--- begin MATERIAL FOR THE TASK ---

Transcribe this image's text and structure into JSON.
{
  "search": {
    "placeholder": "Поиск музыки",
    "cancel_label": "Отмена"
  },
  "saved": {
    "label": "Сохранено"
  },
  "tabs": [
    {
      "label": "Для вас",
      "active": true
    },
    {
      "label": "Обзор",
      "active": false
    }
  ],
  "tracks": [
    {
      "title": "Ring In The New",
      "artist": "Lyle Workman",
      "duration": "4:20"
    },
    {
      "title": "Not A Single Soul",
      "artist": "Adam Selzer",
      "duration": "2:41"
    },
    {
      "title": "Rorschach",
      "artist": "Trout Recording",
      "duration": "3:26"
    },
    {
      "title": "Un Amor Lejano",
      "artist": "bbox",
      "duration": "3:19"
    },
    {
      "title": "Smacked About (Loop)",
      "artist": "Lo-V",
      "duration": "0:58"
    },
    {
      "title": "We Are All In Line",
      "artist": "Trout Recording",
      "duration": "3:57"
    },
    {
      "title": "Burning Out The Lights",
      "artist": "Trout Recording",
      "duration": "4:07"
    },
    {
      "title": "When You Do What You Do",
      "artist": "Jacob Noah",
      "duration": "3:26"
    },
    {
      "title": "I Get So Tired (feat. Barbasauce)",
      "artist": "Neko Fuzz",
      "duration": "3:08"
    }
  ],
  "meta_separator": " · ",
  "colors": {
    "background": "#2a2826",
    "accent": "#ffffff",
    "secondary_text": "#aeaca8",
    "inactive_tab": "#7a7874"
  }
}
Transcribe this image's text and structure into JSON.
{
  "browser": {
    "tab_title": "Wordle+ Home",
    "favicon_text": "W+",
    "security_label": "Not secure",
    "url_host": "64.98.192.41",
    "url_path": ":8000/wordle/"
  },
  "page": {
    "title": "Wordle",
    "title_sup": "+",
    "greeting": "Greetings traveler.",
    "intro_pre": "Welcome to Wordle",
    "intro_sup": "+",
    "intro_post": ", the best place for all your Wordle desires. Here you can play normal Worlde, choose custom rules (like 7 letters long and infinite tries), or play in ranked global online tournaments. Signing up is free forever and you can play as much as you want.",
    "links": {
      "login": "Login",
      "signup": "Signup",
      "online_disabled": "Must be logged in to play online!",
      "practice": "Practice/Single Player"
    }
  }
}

--- end MATERIAL FOR THE TASK ---

GOAL OF THE EXERCISE
Copy every line that includes the string "duration" from the material above.

EXERCISE RESULT
      "duration": "4:20"
      "duration": "2:41"
      "duration": "3:26"
      "duration": "3:19"
      "duration": "0:58"
      "duration": "3:57"
      "duration": "4:07"
      "duration": "3:26"
      "duration": "3:08"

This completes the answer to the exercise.